**Description of the task**:
In the material below, identify each line bearing the word "seringue". Reproduce those lines.

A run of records

***

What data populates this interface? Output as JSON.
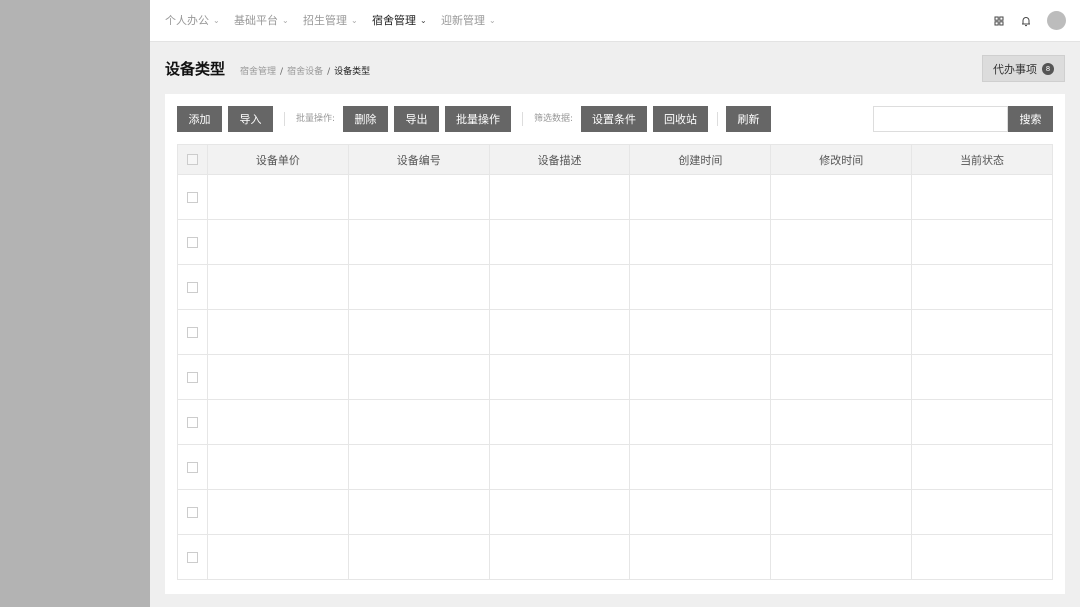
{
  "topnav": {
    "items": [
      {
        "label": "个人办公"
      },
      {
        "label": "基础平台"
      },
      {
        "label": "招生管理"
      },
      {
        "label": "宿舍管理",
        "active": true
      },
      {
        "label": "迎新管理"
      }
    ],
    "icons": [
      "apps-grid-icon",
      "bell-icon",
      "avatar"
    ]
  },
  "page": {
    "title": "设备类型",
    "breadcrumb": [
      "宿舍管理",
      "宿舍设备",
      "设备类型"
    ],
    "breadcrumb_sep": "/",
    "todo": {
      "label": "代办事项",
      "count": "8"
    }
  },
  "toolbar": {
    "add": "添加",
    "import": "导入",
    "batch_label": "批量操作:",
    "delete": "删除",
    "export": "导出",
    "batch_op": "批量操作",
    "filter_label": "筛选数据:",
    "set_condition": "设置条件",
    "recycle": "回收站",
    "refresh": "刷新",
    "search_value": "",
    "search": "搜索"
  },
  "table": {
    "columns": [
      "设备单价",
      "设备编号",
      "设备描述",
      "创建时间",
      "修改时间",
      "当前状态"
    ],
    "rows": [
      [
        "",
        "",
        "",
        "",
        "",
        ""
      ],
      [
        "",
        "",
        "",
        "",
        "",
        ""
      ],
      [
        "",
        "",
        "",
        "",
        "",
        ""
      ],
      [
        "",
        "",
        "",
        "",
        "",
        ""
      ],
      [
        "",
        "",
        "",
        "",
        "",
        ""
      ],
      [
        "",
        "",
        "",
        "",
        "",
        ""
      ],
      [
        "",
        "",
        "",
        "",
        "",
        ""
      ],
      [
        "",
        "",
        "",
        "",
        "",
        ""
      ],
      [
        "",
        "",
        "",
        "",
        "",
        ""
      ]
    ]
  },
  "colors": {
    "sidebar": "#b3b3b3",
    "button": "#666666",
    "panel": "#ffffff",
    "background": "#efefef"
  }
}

***

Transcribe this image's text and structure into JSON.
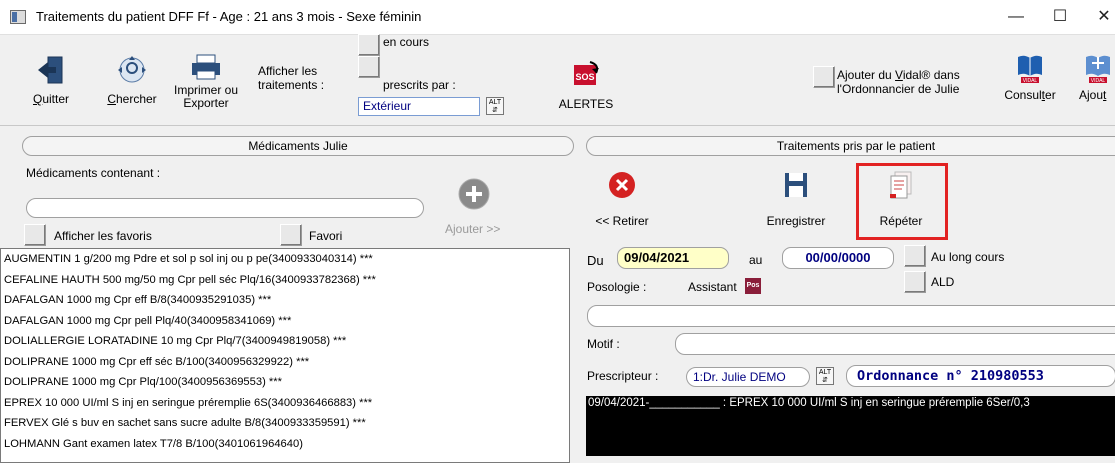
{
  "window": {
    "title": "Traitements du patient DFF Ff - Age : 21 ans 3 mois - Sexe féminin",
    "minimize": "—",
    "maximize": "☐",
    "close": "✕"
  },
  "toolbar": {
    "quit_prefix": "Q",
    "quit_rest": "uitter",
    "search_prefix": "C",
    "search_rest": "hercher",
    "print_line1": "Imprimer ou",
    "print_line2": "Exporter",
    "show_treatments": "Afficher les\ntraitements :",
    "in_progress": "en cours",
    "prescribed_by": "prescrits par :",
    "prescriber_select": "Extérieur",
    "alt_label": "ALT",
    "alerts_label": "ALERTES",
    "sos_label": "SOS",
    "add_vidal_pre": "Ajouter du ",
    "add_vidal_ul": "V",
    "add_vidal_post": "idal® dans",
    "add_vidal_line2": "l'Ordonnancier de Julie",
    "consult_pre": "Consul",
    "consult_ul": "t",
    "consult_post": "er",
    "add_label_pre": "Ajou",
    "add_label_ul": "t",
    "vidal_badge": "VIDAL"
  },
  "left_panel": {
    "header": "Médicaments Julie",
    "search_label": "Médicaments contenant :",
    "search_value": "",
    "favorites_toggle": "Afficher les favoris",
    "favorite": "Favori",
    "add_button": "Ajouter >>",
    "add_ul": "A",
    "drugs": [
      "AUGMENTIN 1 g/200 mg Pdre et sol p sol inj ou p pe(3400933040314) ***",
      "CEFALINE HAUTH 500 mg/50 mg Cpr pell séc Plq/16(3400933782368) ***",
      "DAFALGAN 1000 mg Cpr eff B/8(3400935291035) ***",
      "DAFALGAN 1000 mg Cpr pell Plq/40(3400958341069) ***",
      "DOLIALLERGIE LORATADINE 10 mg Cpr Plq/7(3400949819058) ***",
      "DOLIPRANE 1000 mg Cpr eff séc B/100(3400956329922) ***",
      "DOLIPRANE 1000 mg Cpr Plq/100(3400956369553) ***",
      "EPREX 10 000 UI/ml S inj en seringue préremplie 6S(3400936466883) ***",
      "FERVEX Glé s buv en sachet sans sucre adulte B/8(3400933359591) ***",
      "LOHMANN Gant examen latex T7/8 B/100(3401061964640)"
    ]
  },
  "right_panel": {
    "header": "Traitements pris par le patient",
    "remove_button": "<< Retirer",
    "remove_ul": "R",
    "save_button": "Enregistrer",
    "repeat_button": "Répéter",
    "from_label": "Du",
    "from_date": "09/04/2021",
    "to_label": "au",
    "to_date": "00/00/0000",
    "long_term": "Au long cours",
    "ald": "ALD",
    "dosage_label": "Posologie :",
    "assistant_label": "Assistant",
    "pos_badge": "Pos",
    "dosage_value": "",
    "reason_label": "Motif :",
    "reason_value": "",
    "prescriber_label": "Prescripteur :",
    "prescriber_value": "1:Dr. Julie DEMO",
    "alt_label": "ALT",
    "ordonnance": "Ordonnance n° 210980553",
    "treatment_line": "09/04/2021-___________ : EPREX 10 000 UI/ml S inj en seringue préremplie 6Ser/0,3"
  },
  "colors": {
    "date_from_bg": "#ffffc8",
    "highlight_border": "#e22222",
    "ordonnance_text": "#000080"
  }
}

***

**Solution to this problem**:
      "EPREX 10 000 UI/ml S inj en seringue préremplie 6S(3400936466883) ***",
    "treatment_line": "09/04/2021-___________ : EPREX 10 000 UI/ml S inj en seringue préremplie 6Ser/0,3"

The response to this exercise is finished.